> **Required task**
Review the listing and copy each line that holds the word "they".

====== Exercise inputs ======

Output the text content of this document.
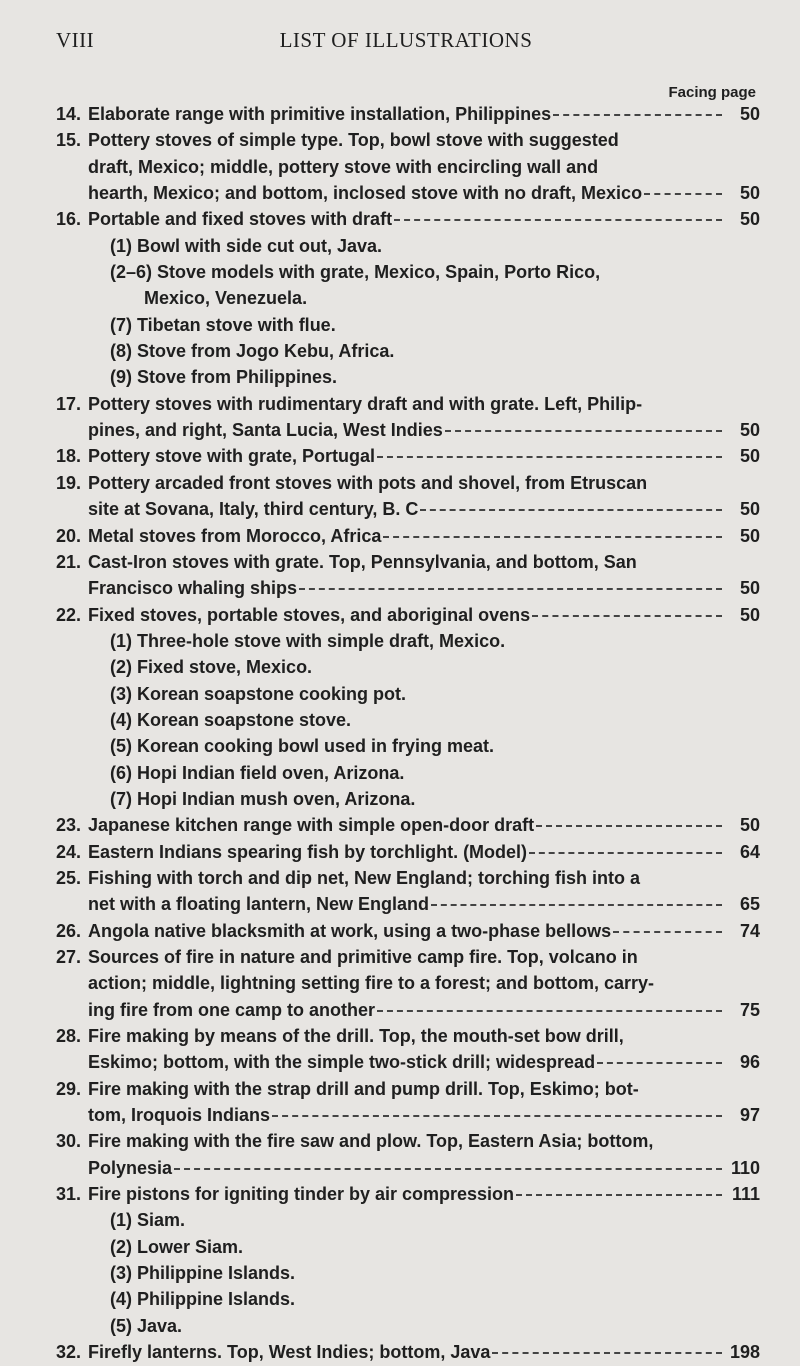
VIII	LIST OF ILLUSTRATIONS
Facing page
14. Elaborate range with primitive installation, Philippines	50
15. Pottery stoves of simple type. Top, bowl stove with suggested
draft, Mexico; middle, pottery stove with encircling wall and
hearth, Mexico; and bottom, inclosed stove with no draft, Mexico	50
16. Portable and fixed stoves with draft	50
(1) Bowl with side cut out, Java.
(2–6) Stove models with grate, Mexico, Spain, Porto Rico,
Mexico, Venezuela.
(7) Tibetan stove with flue.
(8) Stove from Jogo Kebu, Africa.
(9) Stove from Philippines.
17. Pottery stoves with rudimentary draft and with grate. Left, Philip-
pines, and right, Santa Lucia, West Indies	50
18. Pottery stove with grate, Portugal	50
19. Pottery arcaded front stoves with pots and shovel, from Etruscan
site at Sovana, Italy, third century, B. C	50
20. Metal stoves from Morocco, Africa	50
21. Cast-Iron stoves with grate. Top, Pennsylvania, and bottom, San
Francisco whaling ships	50
22. Fixed stoves, portable stoves, and aboriginal ovens	50
(1) Three-hole stove with simple draft, Mexico.
(2) Fixed stove, Mexico.
(3) Korean soapstone cooking pot.
(4) Korean soapstone stove.
(5) Korean cooking bowl used in frying meat.
(6) Hopi Indian field oven, Arizona.
(7) Hopi Indian mush oven, Arizona.
23. Japanese kitchen range with simple open-door draft	50
24. Eastern Indians spearing fish by torchlight. (Model)	64
25. Fishing with torch and dip net, New England; torching fish into a
net with a floating lantern, New England	65
26. Angola native blacksmith at work, using a two-phase bellows	74
27. Sources of fire in nature and primitive camp fire. Top, volcano in
action; middle, lightning setting fire to a forest; and bottom, carry-
ing fire from one camp to another	75
28. Fire making by means of the drill. Top, the mouth-set bow drill,
Eskimo; bottom, with the simple two-stick drill; widespread	96
29. Fire making with the strap drill and pump drill. Top, Eskimo; bot-
tom, Iroquois Indians	97
30. Fire making with the fire saw and plow. Top, Eastern Asia; bottom,
Polynesia	110
31. Fire pistons for igniting tinder by air compression	111
(1) Siam.
(2) Lower Siam.
(3) Philippine Islands.
(4) Philippine Islands.
(5) Java.
32. Firefly lanterns. Top, West Indies; bottom, Java	198
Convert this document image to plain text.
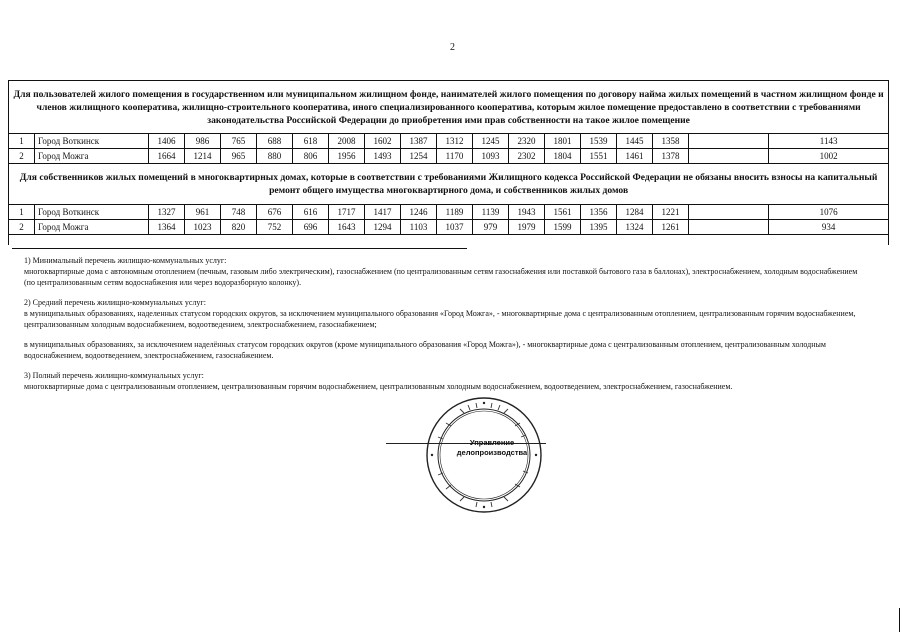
2
Для пользователей жилого помещения в государственном или муниципальном жилищном фонде, нанимателей жилого помещения по договору найма жилых помещений в частном жилищном фонде и членов жилищного кооператива, жилищно-строительного кооператива, иного специализированного кооператива, которым жилое помещение предоставлено в соответствии с требованиями законодательства Российской Федерации до приобретения ими прав собственности на такое жилое помещение																		
1	Город Воткинск	1406	986	765	688	618	2008	1602	1387	1312	1245	2320	1801	1539	1445	1358		1143
2	Город Можга	1664	1214	965	880	806	1956	1493	1254	1170	1093	2302	1804	1551	1461	1378		1002
Для собственников жилых помещений в многоквартирных домах, которые в соответствии с требованиями Жилищного кодекса Российской Федерации не обязаны вносить взносы на капитальный ремонт общего имущества многоквартирного дома, и собственников жилых домов																		
1	Город Воткинск	1327	961	748	676	616	1717	1417	1246	1189	1139	1943	1561	1356	1284	1221		1076
2	Город Можга	1364	1023	820	752	696	1643	1294	1103	1037	979	1979	1599	1395	1324	1261		934

1) Минимальный перечень жилищно-коммунальных услуг:

многоквартирные дома с автономным отоплением (печным, газовым либо электрическим), газоснабжением (по централизованным сетям газоснабжения или поставкой бытового газа в баллонах), электроснабжением, холодным водоснабжением (по централизованным сетям водоснабжения или через водоразборную колонку).

2) Средний перечень жилищно-коммунальных услуг:

в муниципальных образованиях, наделенных статусом городских округов, за исключением муниципального образования «Город Можга», - многоквартирные дома с централизованным отоплением, централизованным горячим водоснабжением, централизованным холодным водоснабжением, водоотведением, электроснабжением, газоснабжением;

в муниципальных образованиях, за исключением наделённых статусом городских округов (кроме муниципального образования «Город Можга»), - многоквартирные дома с централизованным отоплением, централизованным холодным водоснабжением, водоотведением, электроснабжением, газоснабжением.

3) Полный перечень жилищно-коммунальных услуг:

многоквартирные дома с централизованным отоплением, централизованным горячим водоснабжением, централизованным холодным водоснабжением, водоотведением, электроснабжением, газоснабжением.

Управление
делопроизводства
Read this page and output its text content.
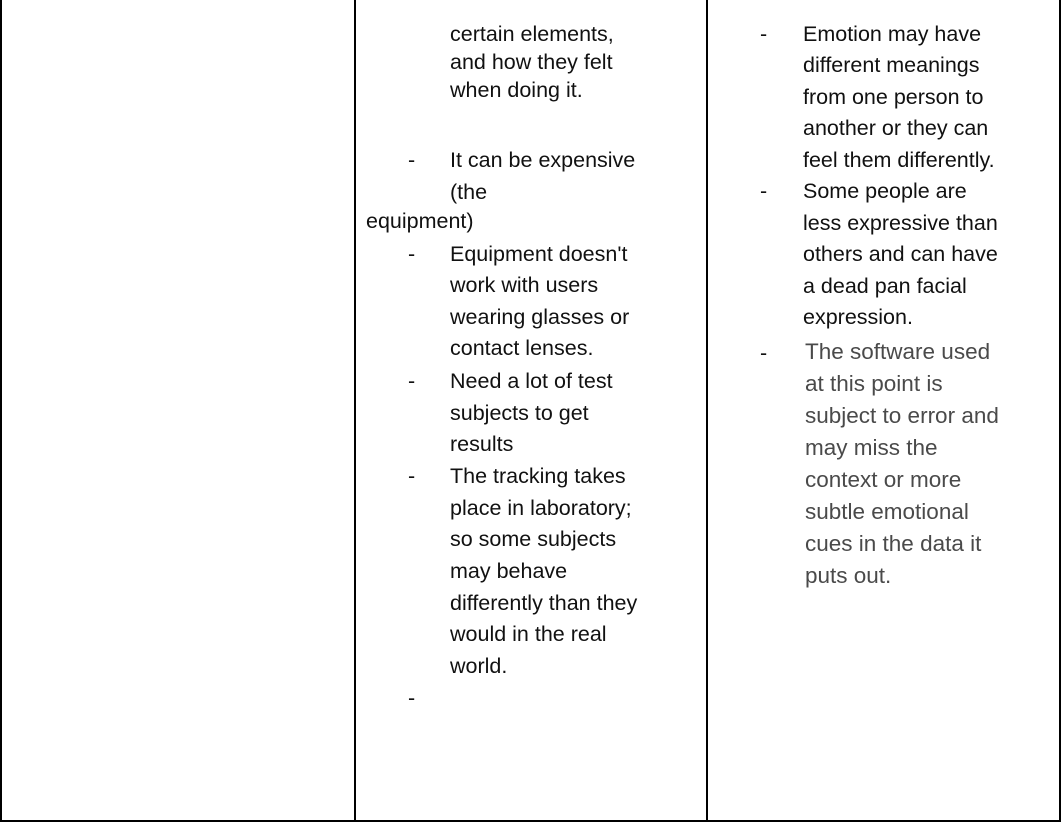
certain elements,
and how they felt
when doing it.
- It can be expensive
(the
equipment)
- Equipment doesn't
work with users
wearing glasses or
contact lenses.
- Need a lot of test
subjects to get
results
- The tracking takes
place in laboratory;
so some subjects
may behave
differently than they
would in the real
world.
-
- Emotion may have
different meanings
from one person to
another or they can
feel them differently.
- Some people are
less expressive than
others and can have
a dead pan facial
expression.
- The software used
at this point is
subject to error and
may miss the
context or more
subtle emotional
cues in the data it
puts out.
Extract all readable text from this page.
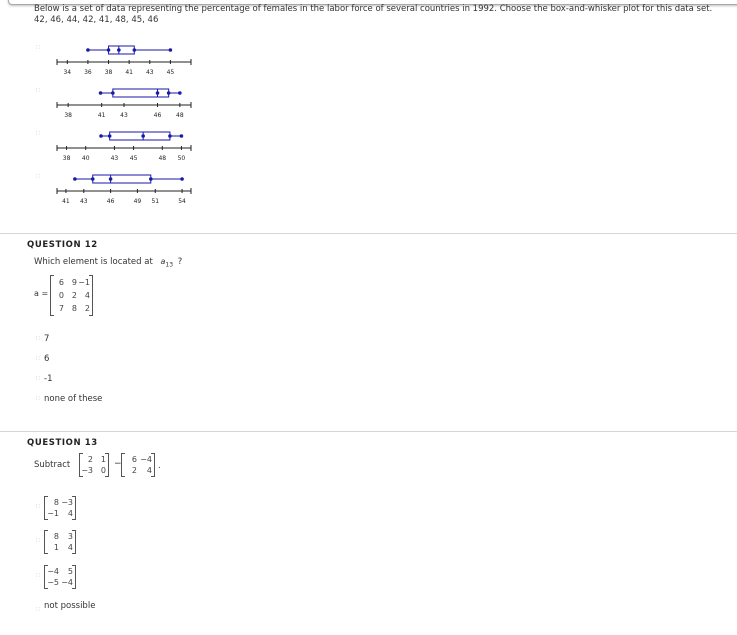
Below is a set of data representing the percentage of females in the labor force of several countries in 1992. Choose the box-and-whisker plot for this data set.
42, 46, 44, 42, 41, 48, 45, 46
∷
34 36 38 41 43 45
∷
38	41 43	46 48
∷
38 40	43 45	48 50
∷
41 43	46	49 51	54
QUESTION 12
Which element is located at $a_{13}$ ?
a =
6 9 −1
0 2 4
7 8 2
∷
7
∷
6
∷
-1
∷
none of these
QUESTION 13
Subtract
2 1
−3 0
−	6 −4
2	4 .
∷
8 −3
−1	4
∷
8	3
1	4
∷
−4	5
−5 −4
∷
not possible
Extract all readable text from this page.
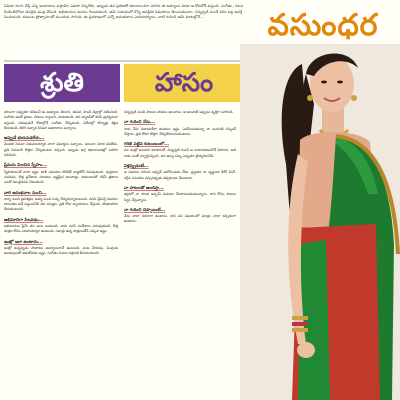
సినిమా రంగం చేస్తే ఎన్ని అవకాశాలు వస్తాయో ఎవరూ చెప్పలేరు. ఇప్పుడు తన ప్రతిభతో కథానాయికగా ఎదిగిన ఈ అమ్మాయి కూడా ఆ కోవలోకే వస్తుంది. సంగీతం, నటన రెండింటిలోనూ తనదైన ముద్ర వేసింది. అభిమానుల మనసు గెలుచుకుంది. ఆమె పయనంలో కొన్ని ఆసక్తికర విషయాలు తెలుసుకుందాం. చిన్నప్పటి నుంచే కళల పట్ల ఆసక్తి పెంచుకుంది. కుటుంబ ప్రోత్సాహంతో ముందుకు సాగింది. ఈ ప్రయాణంలో ఎన్నో అనుభవాలు ఎదురయ్యాయి. వాటి గురించి ఆమె మాటల్లోనే...	వసుంధర
శ్రుతి	హాసం
హాయిగా నవ్వుతూ కనిపించే ఈ అమ్మాయి తెలుగు, తమిళ, హిందీ చిత్రాల్లో నటించింది. సంగీతం అంటే ప్రాణం. పాటలు రాస్తుంది, పాడుతుంది. తన బ్యాండ్‌తో కలిసి ప్రదర్శనలూ ఇస్తుంది. చదువుకునే రోజుల్లోనే సంగీతం నేర్చుకుంది. విదేశాల్లో కొన్నాళ్లు శిక్షణ తీసుకుంది. తిరిగి వచ్చాక సినిమా అవకాశాలు వచ్చాయి.
అప్పుడే భయపడలేదు...
మొదటి సినిమా విడుదలయ్యాక చాలా విమర్శలు వచ్చాయి. అయినా నిరాశ పడలేదు. ప్రతి సినిమాకి కొత్తగా నేర్చుకుంటూ వచ్చింది. ఇప్పుడు అగ్ర కథానాయికల్లో ఒకరిగా నిలిచింది.
ప్రేమను మించిన స్నేహం...
స్నేహితులంటే చాలా ఇష్టం. ఖాళీ సమయం దొరికితే వాళ్లతోనే గడుపుతుంది. పుస్తకాలు చదవడం, కొత్త ప్రదేశాలు చూడటం ఇష్టమైన అలవాట్లు. కుటుంబంతో గడిపే క్షణాలు ఎంతో విలువైనవని చెబుతుంది.
వారి అనుభవాల నుంచి...
నాన్న నుంచి క్రమశిక్షణ, అమ్మ నుంచి ఓర్పు నేర్చుకున్నానంటుంది. పనిని ప్రేమిస్తే విజయం దానంతట అదే వస్తుందనేది తన నమ్మకం. ప్రతి రోజు వ్యాయామం చేస్తుంది. పోషకాహారం తీసుకుంటుంది.
అభిమానిగా పిలవడం...
అభిమానుల ప్రేమే తన బలం అంటుంది. వారు పంపే సందేశాలు చదువుతుంది. కొత్త పాత్రల కోసం ఎదురుచూస్తూ ఉంటుంది. సవాళ్లు ఉన్న పాత్రలంటేనే ఎక్కువ ఇష్టం.
ఇంట్లో ఇలా ఉంటాను...
ఇంట్లో ఉన్నప్పుడు సాధారణ అమ్మాయిలానే ఉంటుంది. వంట చేయడం, పెంపుడు జంతువులతో ఆడుకోవడం ఇష్టం. సంగీతం వింటూ విశ్రాంతి తీసుకుంటుంది.
చిన్నప్పటి నుంచీ పాటలు పాడటం అలవాటు. ఆ అలవాటే ఇప్పుడు వృత్తిగా మారింది.
నా గురించి నేను...
నాకు నేను నిజాయతీగా ఉండటం ఇష్టం. ఎవరేమనుకున్నా నా మనసుకి నచ్చిందే చేస్తాను. ప్రతి రోజూ కొత్తగా నేర్చుకోవాలనుకుంటాను.
గరిటె పట్టిన కుటుంబంలో...
మా ఇంట్లో అందరూ కళాకారులే. చిన్నప్పటి నుంచీ ఆ వాతావరణంలోనే పెరిగాను. అది నాకు ఎంతో స్ఫూర్తినిచ్చింది. మా అమ్మ నన్ను ఎప్పుడూ ప్రోత్సహించేది.
పెళ్లెప్పుడంటే...
ఆ విషయం గురించి ఇప్పుడే ఆలోచించడం లేదు. ప్రస్తుతం నా దృష్టంతా కెరీర్ మీదే. సరైన సమయం వచ్చినప్పుడు తప్పకుండా చెబుతాను.
నా పాటలతో అలరిస్తా...
త్వరలో నా సొంత ఆల్బమ్ విడుదల చేయాలనుకుంటున్నాను. దాని కోసం పాటలు సిద్ధం చేస్తున్నాను.
నా గురించి చెప్పాలంటే...
నేను చాలా సరదాగా ఉంటాను. కానీ పని విషయంలో మాత్రం చాలా కచ్చితంగా ఉంటాను.
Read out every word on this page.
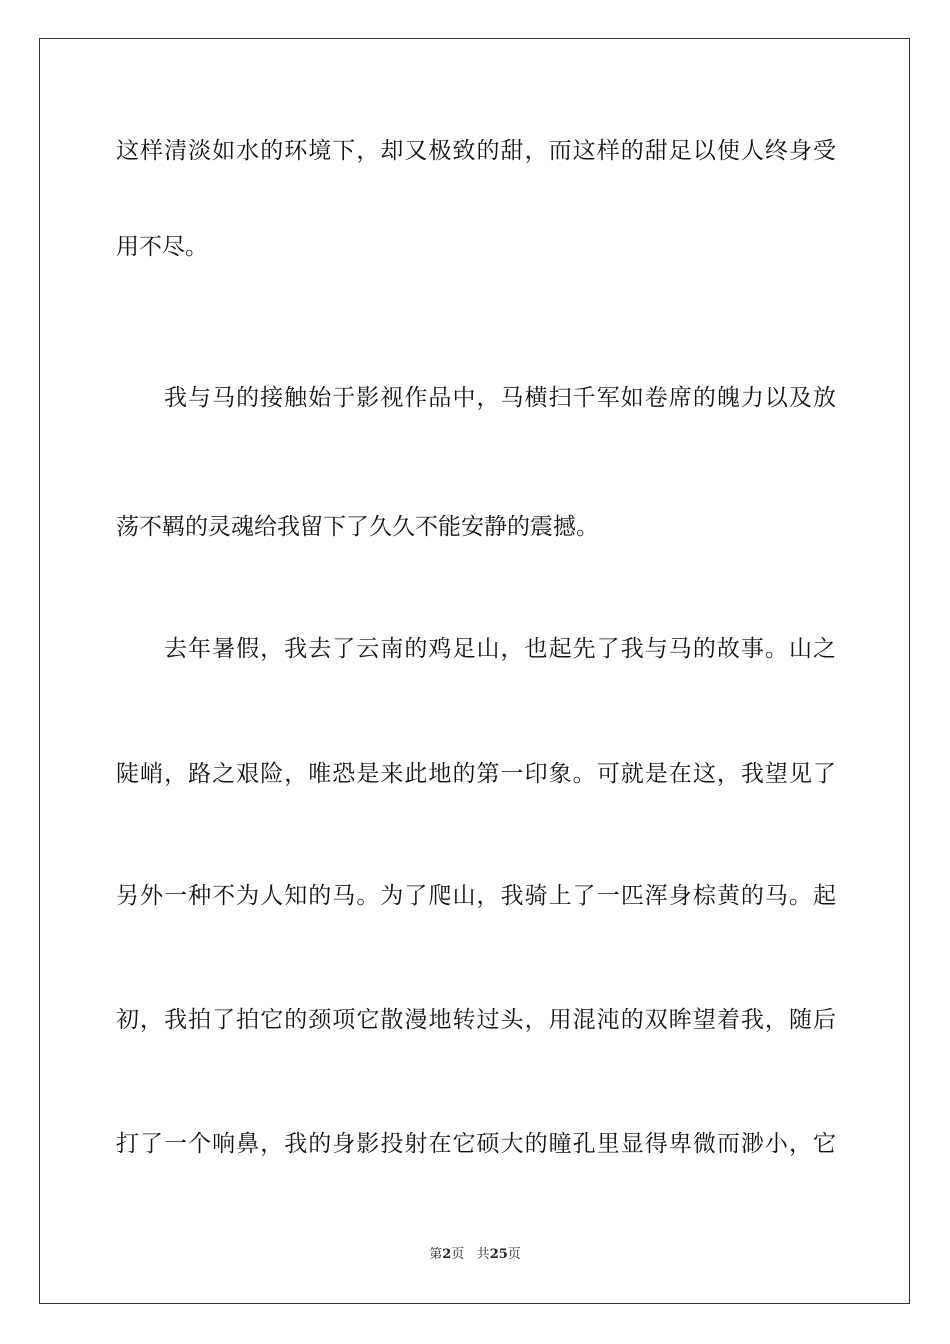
这样清淡如水的环境下，却又极致的甜，而这样的甜足以使人终身受
用不尽。
我与马的接触始于影视作品中，马横扫千军如卷席的魄力以及放
荡不羁的灵魂给我留下了久久不能安静的震撼。
去年暑假，我去了云南的鸡足山，也起先了我与马的故事。山之
陡峭，路之艰险，唯恐是来此地的第一印象。可就是在这，我望见了
另外一种不为人知的马。为了爬山，我骑上了一匹浑身棕黄的马。起
初，我拍了拍它的颈项它散漫地转过头，用混沌的双眸望着我，随后
打了一个响鼻，我的身影投射在它硕大的瞳孔里显得卑微而渺小，它
第2页 共25页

======

> **Full output**
and how they felt
differently than they
another or they can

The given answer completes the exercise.